The task
Copy every line of the records below word for word, keeping each one unchanged.

Available records

↓

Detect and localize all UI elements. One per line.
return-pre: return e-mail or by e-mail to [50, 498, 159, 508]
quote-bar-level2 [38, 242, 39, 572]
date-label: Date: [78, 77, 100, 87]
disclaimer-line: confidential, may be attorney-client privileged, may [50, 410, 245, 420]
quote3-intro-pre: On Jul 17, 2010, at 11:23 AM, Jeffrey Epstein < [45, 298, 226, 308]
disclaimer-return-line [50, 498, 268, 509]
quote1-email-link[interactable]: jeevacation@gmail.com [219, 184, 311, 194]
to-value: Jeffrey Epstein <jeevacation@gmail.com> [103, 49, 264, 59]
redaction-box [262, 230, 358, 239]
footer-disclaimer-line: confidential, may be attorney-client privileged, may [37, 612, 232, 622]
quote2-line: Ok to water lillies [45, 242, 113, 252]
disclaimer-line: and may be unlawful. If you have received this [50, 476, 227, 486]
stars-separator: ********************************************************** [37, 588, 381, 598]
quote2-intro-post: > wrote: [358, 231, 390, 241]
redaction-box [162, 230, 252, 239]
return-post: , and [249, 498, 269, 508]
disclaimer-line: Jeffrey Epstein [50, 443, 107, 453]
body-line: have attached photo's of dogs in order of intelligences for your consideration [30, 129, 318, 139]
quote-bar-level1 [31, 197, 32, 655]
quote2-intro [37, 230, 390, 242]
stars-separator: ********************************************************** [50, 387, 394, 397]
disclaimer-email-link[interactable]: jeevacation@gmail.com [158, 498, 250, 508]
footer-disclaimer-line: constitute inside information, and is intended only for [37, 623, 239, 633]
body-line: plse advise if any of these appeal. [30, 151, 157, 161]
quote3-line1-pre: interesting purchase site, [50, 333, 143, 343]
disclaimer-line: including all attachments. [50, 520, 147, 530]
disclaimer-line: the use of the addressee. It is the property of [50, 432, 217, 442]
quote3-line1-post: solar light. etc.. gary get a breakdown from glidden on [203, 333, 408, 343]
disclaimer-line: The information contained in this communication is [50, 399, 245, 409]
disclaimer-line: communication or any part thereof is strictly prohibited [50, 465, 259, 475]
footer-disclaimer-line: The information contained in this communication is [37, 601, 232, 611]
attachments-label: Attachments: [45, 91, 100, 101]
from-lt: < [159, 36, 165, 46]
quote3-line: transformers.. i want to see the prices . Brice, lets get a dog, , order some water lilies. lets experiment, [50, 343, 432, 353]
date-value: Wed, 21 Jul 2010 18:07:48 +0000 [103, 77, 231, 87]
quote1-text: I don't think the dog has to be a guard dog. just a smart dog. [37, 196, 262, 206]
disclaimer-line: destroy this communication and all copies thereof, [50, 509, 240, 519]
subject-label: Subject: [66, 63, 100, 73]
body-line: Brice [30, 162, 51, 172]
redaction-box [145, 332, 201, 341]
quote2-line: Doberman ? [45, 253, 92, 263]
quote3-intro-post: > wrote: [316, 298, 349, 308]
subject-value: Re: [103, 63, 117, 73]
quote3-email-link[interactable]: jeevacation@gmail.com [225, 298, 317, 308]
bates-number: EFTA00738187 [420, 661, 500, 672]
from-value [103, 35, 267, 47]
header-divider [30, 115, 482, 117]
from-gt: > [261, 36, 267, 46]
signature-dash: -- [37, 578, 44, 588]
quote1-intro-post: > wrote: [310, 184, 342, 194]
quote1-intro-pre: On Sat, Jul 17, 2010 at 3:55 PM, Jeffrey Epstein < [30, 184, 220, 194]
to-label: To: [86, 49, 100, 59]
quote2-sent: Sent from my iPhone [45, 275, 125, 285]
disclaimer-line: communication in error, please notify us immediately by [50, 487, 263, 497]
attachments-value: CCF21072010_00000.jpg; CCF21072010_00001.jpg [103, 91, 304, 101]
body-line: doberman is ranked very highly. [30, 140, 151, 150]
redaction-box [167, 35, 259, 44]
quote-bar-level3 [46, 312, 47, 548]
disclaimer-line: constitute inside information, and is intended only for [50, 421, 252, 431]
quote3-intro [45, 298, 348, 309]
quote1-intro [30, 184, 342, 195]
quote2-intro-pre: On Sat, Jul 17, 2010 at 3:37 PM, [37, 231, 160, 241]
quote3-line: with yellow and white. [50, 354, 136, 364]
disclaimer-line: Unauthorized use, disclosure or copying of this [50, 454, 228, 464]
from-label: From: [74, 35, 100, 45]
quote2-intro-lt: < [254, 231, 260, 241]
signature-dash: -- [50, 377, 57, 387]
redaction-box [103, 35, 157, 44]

↑

Solution to the exercise
Detect and localize all UI elements. One per line.
return-pre: return e-mail or by e-mail to [50, 498, 159, 508]
quote-bar-level2 [38, 242, 39, 572]
date-label: Date: [78, 77, 100, 87]
disclaimer-line: confidential, may be attorney-client privileged, may [50, 410, 245, 420]
quote3-intro-pre: On Jul 17, 2010, at 11:23 AM, Jeffrey Epstein < [45, 298, 226, 308]
disclaimer-return-line [50, 498, 268, 509]
quote1-email-link[interactable]: jeevacation@gmail.com [219, 184, 311, 194]
to-value: Jeffrey Epstein <jeevacation@gmail.com> [103, 49, 264, 59]
redaction-box [262, 230, 358, 239]
footer-disclaimer-line: confidential, may be attorney-client privileged, may [37, 612, 232, 622]
quote2-line: Ok to water lillies [45, 242, 113, 252]
disclaimer-line: and may be unlawful. If you have received this [50, 476, 227, 486]
stars-separator: ********************************************************** [37, 588, 381, 598]
quote2-intro-post: > wrote: [358, 231, 390, 241]
redaction-box [162, 230, 252, 239]
return-post: , and [249, 498, 269, 508]
disclaimer-line: Jeffrey Epstein [50, 443, 107, 453]
body-line: have attached photo's of dogs in order of intelligences for your consideration [30, 129, 318, 139]
quote-bar-level1 [31, 197, 32, 655]
quote2-intro [37, 230, 390, 242]
stars-separator: ********************************************************** [50, 387, 394, 397]
disclaimer-email-link[interactable]: jeevacation@gmail.com [158, 498, 250, 508]
footer-disclaimer-line: constitute inside information, and is intended only for [37, 623, 239, 633]
body-line: plse advise if any of these appeal. [30, 151, 157, 161]
quote3-line1-pre: interesting purchase site, [50, 333, 143, 343]
disclaimer-line: including all attachments. [50, 520, 147, 530]
disclaimer-line: the use of the addressee. It is the property of [50, 432, 217, 442]
quote3-line1-post: solar light. etc.. gary get a breakdown from glidden on [203, 333, 408, 343]
disclaimer-line: The information contained in this communication is [50, 399, 245, 409]
disclaimer-line: communication or any part thereof is strictly prohibited [50, 465, 259, 475]
footer-disclaimer-line: The information contained in this communication is [37, 601, 232, 611]
attachments-label: Attachments: [45, 91, 100, 101]
from-lt: < [159, 36, 165, 46]
quote3-line: transformers.. i want to see the prices . Brice, lets get a dog, , order some water lilies. lets experiment, [50, 343, 432, 353]
date-value: Wed, 21 Jul 2010 18:07:48 +0000 [103, 77, 231, 87]
quote1-text: I don't think the dog has to be a guard dog. just a smart dog. [37, 196, 262, 206]
disclaimer-line: destroy this communication and all copies thereof, [50, 509, 240, 519]
subject-label: Subject: [66, 63, 100, 73]
body-line: Brice [30, 162, 51, 172]
redaction-box [145, 332, 201, 341]
quote2-line: Doberman ? [45, 253, 92, 263]
quote3-intro-post: > wrote: [316, 298, 349, 308]
subject-value: Re: [103, 63, 117, 73]
quote3-email-link[interactable]: jeevacation@gmail.com [225, 298, 317, 308]
bates-number: EFTA00738187 [420, 661, 500, 672]
from-value [103, 35, 267, 47]
header-divider [30, 115, 482, 117]
from-gt: > [261, 36, 267, 46]
signature-dash: -- [37, 578, 44, 588]
quote1-intro-post: > wrote: [310, 184, 342, 194]
quote1-intro-pre: On Sat, Jul 17, 2010 at 3:55 PM, Jeffrey Epstein < [30, 184, 220, 194]
to-label: To: [86, 49, 100, 59]
quote2-sent: Sent from my iPhone [45, 275, 125, 285]
disclaimer-line: communication in error, please notify us immediately by [50, 487, 263, 497]
attachments-value: CCF21072010_00000.jpg; CCF21072010_00001.jpg [103, 91, 304, 101]
body-line: doberman is ranked very highly. [30, 140, 151, 150]
redaction-box [167, 35, 259, 44]
quote-bar-level3 [46, 312, 47, 548]
disclaimer-line: constitute inside information, and is intended only for [50, 421, 252, 431]
quote3-intro [45, 298, 348, 309]
quote1-intro [30, 184, 342, 195]
quote2-intro-pre: On Sat, Jul 17, 2010 at 3:37 PM, [37, 231, 160, 241]
quote3-line: with yellow and white. [50, 354, 136, 364]
disclaimer-line: Unauthorized use, disclosure or copying of this [50, 454, 228, 464]
from-label: From: [74, 35, 100, 45]
quote2-intro-lt: < [254, 231, 260, 241]
signature-dash: -- [50, 377, 57, 387]
redaction-box [103, 35, 157, 44]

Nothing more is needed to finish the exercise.